**Input records**

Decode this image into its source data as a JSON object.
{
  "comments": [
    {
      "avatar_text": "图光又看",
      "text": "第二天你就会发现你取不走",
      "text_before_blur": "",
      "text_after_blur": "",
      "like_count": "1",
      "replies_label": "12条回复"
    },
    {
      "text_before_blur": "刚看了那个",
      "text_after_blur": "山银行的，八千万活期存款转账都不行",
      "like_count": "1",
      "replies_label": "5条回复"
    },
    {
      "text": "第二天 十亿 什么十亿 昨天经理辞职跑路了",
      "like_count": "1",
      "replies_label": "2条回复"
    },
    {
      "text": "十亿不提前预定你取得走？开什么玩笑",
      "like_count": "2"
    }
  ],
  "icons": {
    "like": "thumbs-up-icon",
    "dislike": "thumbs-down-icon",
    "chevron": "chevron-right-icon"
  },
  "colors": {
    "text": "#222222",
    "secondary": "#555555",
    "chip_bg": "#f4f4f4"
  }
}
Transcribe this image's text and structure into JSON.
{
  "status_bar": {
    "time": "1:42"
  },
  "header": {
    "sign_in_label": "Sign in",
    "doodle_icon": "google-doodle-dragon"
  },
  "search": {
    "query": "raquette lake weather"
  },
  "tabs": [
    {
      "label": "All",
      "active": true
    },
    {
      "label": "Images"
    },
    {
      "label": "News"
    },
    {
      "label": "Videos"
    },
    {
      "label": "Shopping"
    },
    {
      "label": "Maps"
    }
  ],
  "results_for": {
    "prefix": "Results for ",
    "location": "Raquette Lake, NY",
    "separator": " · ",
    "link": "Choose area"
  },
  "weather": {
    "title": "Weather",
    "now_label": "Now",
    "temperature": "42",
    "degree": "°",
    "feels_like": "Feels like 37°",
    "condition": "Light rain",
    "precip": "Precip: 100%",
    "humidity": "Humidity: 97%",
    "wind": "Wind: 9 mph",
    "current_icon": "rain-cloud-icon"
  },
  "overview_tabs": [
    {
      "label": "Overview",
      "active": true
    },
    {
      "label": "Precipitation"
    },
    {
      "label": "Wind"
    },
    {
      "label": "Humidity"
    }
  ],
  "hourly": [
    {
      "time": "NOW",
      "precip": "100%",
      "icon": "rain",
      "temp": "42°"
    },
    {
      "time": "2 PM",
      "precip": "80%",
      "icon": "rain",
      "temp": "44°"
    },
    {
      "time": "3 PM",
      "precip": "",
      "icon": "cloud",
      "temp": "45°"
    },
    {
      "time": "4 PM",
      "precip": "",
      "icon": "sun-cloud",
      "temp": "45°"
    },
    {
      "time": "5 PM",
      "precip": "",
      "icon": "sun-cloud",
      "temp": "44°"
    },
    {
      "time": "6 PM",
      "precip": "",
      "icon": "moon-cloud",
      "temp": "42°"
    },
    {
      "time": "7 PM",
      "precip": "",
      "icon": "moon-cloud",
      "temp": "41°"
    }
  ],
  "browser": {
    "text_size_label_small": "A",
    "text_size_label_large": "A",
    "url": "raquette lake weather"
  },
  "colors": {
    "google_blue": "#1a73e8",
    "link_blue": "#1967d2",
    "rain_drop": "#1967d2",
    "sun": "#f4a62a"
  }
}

**Given problem**
Return the entries above exactly, each one complete.

**Solution to this task**
Decode this image into its source data as a JSON object.
{
  "comments": [
    {
      "avatar_text": "图光又看",
      "text": "第二天你就会发现你取不走",
      "text_before_blur": "",
      "text_after_blur": "",
      "like_count": "1",
      "replies_label": "12条回复"
    },
    {
      "text_before_blur": "刚看了那个",
      "text_after_blur": "山银行的，八千万活期存款转账都不行",
      "like_count": "1",
      "replies_label": "5条回复"
    },
    {
      "text": "第二天 十亿 什么十亿 昨天经理辞职跑路了",
      "like_count": "1",
      "replies_label": "2条回复"
    },
    {
      "text": "十亿不提前预定你取得走？开什么玩笑",
      "like_count": "2"
    }
  ],
  "icons": {
    "like": "thumbs-up-icon",
    "dislike": "thumbs-down-icon",
    "chevron": "chevron-right-icon"
  },
  "colors": {
    "text": "#222222",
    "secondary": "#555555",
    "chip_bg": "#f4f4f4"
  }
}
Transcribe this image's text and structure into JSON.
{
  "status_bar": {
    "time": "1:42"
  },
  "header": {
    "sign_in_label": "Sign in",
    "doodle_icon": "google-doodle-dragon"
  },
  "search": {
    "query": "raquette lake weather"
  },
  "tabs": [
    {
      "label": "All",
      "active": true
    },
    {
      "label": "Images"
    },
    {
      "label": "News"
    },
    {
      "label": "Videos"
    },
    {
      "label": "Shopping"
    },
    {
      "label": "Maps"
    }
  ],
  "results_for": {
    "prefix": "Results for ",
    "location": "Raquette Lake, NY",
    "separator": " · ",
    "link": "Choose area"
  },
  "weather": {
    "title": "Weather",
    "now_label": "Now",
    "temperature": "42",
    "degree": "°",
    "feels_like": "Feels like 37°",
    "condition": "Light rain",
    "precip": "Precip: 100%",
    "humidity": "Humidity: 97%",
    "wind": "Wind: 9 mph",
    "current_icon": "rain-cloud-icon"
  },
  "overview_tabs": [
    {
      "label": "Overview",
      "active": true
    },
    {
      "label": "Precipitation"
    },
    {
      "label": "Wind"
    },
    {
      "label": "Humidity"
    }
  ],
  "hourly": [
    {
      "time": "NOW",
      "precip": "100%",
      "icon": "rain",
      "temp": "42°"
    },
    {
      "time": "2 PM",
      "precip": "80%",
      "icon": "rain",
      "temp": "44°"
    },
    {
      "time": "3 PM",
      "precip": "",
      "icon": "cloud",
      "temp": "45°"
    },
    {
      "time": "4 PM",
      "precip": "",
      "icon": "sun-cloud",
      "temp": "45°"
    },
    {
      "time": "5 PM",
      "precip": "",
      "icon": "sun-cloud",
      "temp": "44°"
    },
    {
      "time": "6 PM",
      "precip": "",
      "icon": "moon-cloud",
      "temp": "42°"
    },
    {
      "time": "7 PM",
      "precip": "",
      "icon": "moon-cloud",
      "temp": "41°"
    }
  ],
  "browser": {
    "text_size_label_small": "A",
    "text_size_label_large": "A",
    "url": "raquette lake weather"
  },
  "colors": {
    "google_blue": "#1a73e8",
    "link_blue": "#1967d2",
    "rain_drop": "#1967d2",
    "sun": "#f4a62a"
  }
}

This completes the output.